Stored records
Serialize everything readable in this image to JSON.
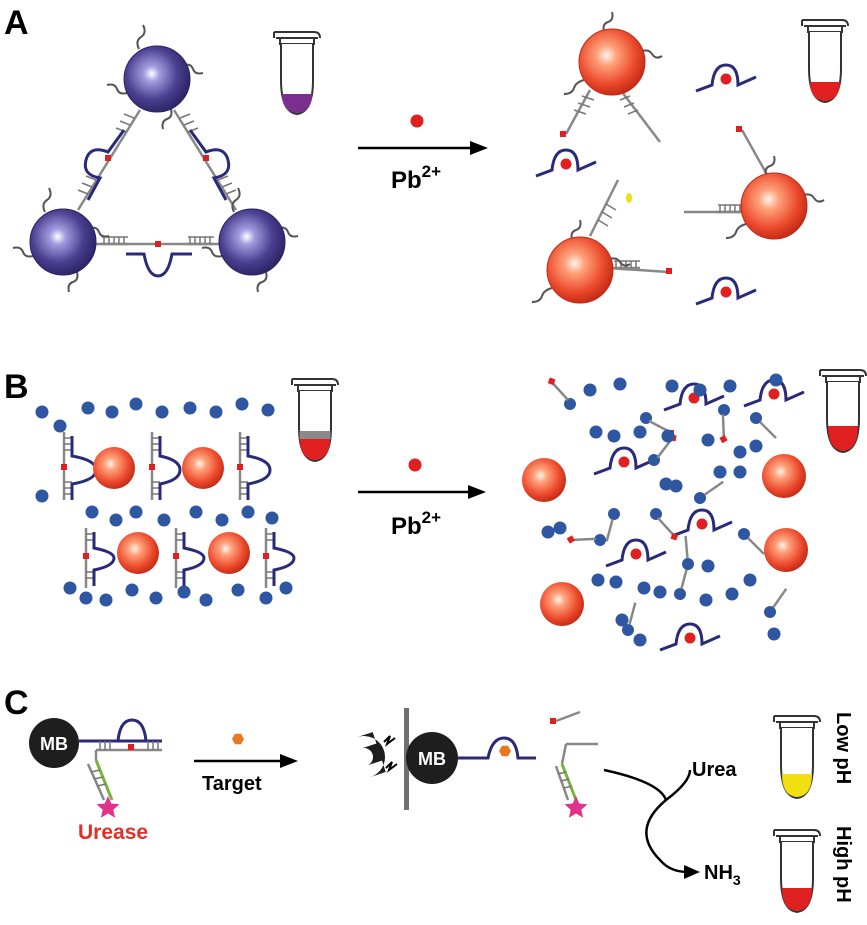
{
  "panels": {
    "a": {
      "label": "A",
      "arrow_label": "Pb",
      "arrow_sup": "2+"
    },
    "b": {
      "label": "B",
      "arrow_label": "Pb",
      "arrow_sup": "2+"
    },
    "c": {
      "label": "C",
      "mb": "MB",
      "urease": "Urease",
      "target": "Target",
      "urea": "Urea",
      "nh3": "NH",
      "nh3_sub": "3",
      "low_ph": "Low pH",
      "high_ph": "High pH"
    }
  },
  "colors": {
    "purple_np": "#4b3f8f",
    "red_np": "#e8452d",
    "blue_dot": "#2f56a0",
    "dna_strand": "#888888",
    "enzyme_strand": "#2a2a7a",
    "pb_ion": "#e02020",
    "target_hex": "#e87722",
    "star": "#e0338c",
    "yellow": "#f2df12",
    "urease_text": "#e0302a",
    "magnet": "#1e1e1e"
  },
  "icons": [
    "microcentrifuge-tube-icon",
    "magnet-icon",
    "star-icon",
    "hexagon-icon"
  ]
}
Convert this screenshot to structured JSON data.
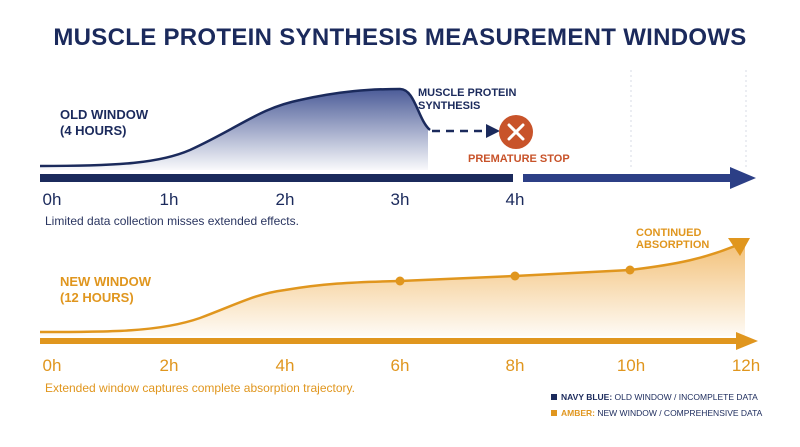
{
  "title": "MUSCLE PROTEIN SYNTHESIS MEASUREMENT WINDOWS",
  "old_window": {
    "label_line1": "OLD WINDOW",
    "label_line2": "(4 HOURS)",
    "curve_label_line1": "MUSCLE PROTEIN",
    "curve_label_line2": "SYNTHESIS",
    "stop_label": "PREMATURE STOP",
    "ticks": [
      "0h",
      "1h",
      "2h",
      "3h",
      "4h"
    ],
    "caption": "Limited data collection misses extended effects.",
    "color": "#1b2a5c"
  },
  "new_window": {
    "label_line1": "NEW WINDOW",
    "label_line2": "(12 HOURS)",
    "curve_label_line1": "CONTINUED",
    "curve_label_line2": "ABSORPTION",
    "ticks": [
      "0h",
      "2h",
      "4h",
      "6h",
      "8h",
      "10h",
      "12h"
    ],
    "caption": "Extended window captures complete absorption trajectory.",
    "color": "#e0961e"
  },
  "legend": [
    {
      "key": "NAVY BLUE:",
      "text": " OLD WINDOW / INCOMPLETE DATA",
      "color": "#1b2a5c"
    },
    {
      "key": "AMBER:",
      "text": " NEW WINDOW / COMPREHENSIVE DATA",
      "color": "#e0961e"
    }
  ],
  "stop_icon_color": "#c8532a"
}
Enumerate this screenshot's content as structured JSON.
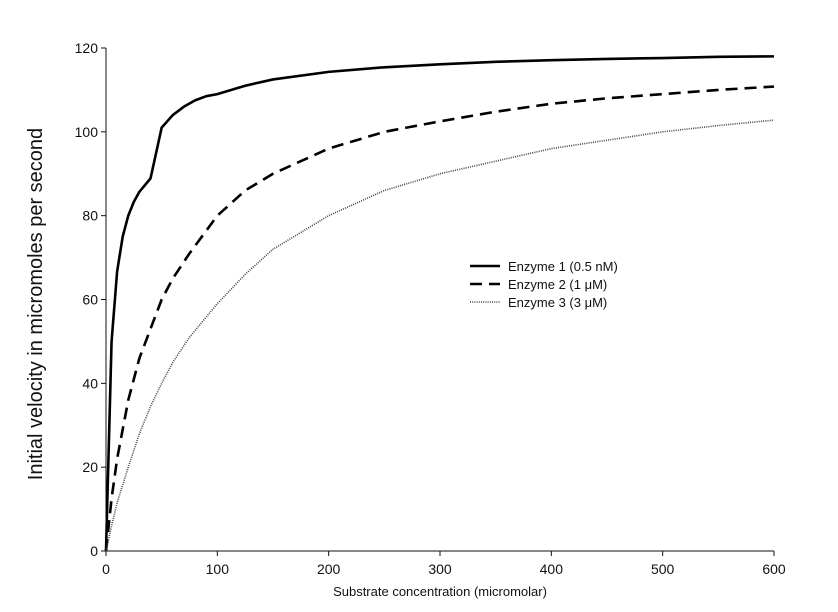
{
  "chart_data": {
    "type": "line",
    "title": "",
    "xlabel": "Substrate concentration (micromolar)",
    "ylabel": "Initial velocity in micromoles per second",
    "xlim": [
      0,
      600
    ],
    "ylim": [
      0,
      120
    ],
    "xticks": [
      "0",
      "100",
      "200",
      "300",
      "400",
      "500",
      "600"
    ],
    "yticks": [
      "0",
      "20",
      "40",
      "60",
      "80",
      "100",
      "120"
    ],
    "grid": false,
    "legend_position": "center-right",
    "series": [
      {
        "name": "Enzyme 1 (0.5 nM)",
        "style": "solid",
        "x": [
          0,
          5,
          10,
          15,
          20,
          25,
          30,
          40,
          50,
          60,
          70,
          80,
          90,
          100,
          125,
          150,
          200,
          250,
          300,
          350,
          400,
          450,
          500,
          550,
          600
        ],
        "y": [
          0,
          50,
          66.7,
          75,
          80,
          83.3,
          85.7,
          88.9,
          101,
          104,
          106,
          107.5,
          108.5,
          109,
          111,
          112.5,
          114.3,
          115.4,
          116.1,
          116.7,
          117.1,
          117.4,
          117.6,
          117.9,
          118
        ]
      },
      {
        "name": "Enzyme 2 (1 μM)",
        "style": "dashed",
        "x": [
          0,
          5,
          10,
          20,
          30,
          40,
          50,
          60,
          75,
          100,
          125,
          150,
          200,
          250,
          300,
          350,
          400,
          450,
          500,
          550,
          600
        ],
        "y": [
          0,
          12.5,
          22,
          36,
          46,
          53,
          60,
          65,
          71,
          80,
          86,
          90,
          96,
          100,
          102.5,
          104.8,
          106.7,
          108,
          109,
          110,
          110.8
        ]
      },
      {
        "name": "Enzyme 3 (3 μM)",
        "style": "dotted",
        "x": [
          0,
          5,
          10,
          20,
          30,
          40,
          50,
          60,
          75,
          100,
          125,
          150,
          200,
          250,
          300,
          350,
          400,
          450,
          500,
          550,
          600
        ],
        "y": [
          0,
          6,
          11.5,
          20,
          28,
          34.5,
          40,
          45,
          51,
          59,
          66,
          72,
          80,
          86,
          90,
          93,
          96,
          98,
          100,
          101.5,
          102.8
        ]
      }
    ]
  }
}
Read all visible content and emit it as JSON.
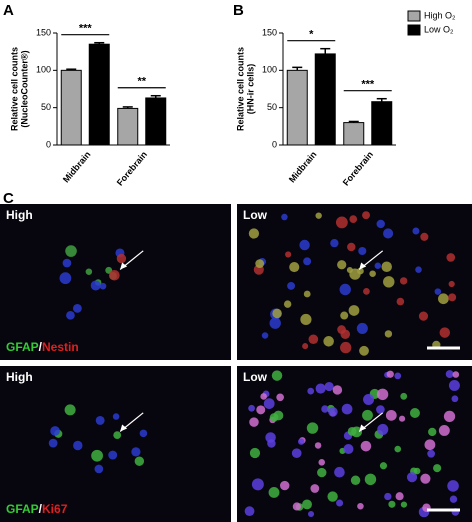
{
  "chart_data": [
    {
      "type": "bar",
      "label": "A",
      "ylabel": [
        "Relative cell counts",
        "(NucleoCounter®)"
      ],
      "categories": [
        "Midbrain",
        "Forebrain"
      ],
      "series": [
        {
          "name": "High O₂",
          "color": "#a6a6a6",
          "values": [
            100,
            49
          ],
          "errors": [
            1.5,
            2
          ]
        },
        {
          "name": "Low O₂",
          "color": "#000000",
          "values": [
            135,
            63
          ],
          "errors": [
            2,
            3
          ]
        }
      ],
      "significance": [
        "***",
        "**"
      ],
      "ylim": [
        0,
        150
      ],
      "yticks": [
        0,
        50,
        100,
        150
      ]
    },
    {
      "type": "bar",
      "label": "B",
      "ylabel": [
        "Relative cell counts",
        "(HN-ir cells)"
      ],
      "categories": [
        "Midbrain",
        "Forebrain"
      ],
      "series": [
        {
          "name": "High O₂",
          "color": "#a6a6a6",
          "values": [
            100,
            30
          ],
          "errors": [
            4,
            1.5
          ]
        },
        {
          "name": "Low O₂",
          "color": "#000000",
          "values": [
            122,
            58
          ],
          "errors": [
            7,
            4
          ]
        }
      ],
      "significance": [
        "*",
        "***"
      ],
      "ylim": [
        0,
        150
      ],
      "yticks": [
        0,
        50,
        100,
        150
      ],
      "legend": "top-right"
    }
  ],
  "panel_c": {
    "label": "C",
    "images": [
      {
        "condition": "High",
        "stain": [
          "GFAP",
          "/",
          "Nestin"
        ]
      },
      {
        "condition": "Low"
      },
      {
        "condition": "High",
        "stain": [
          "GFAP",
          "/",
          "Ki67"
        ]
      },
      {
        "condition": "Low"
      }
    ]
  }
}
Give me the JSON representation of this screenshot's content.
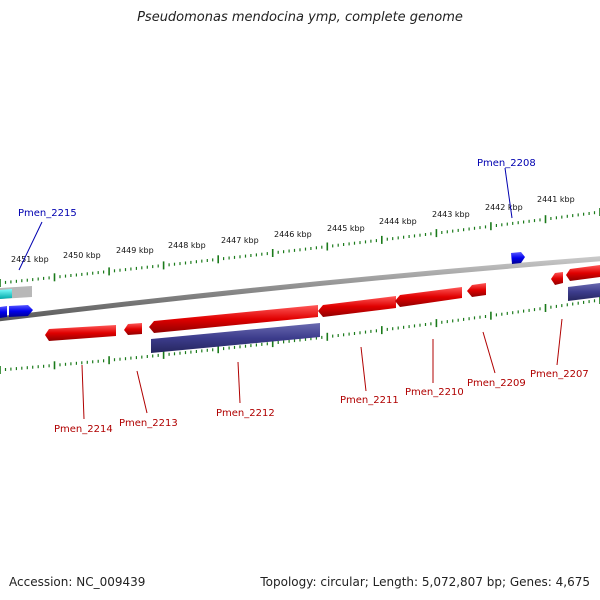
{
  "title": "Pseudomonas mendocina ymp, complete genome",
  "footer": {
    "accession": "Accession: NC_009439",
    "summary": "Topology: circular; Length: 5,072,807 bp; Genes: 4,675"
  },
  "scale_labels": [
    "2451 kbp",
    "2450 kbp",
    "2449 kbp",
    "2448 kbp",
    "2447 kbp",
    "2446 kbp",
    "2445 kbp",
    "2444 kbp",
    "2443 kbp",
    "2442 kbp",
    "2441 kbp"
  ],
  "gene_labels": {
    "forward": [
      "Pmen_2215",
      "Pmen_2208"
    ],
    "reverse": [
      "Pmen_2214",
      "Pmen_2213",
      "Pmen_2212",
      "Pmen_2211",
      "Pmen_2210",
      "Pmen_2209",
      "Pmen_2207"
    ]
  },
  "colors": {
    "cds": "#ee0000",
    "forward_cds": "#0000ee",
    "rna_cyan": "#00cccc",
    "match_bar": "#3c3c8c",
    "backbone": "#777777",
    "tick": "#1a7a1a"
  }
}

## Work instruction
Output only the lines that run from the line containing "Give me the" to the last line of the data, exactly as they stand and without pictures.

## Task answer
Give me the JSON representation of this screenshot's content.
{
  "title": "Pseudomonas mendocina ymp, complete genome",
  "footer": {
    "accession": "Accession: NC_009439",
    "summary": "Topology: circular; Length: 5,072,807 bp; Genes: 4,675"
  },
  "scale_labels": [
    "2451 kbp",
    "2450 kbp",
    "2449 kbp",
    "2448 kbp",
    "2447 kbp",
    "2446 kbp",
    "2445 kbp",
    "2444 kbp",
    "2443 kbp",
    "2442 kbp",
    "2441 kbp"
  ],
  "gene_labels": {
    "forward": [
      "Pmen_2215",
      "Pmen_2208"
    ],
    "reverse": [
      "Pmen_2214",
      "Pmen_2213",
      "Pmen_2212",
      "Pmen_2211",
      "Pmen_2210",
      "Pmen_2209",
      "Pmen_2207"
    ]
  },
  "colors": {
    "cds": "#ee0000",
    "forward_cds": "#0000ee",
    "rna_cyan": "#00cccc",
    "match_bar": "#3c3c8c",
    "backbone": "#777777",
    "tick": "#1a7a1a"
  }
}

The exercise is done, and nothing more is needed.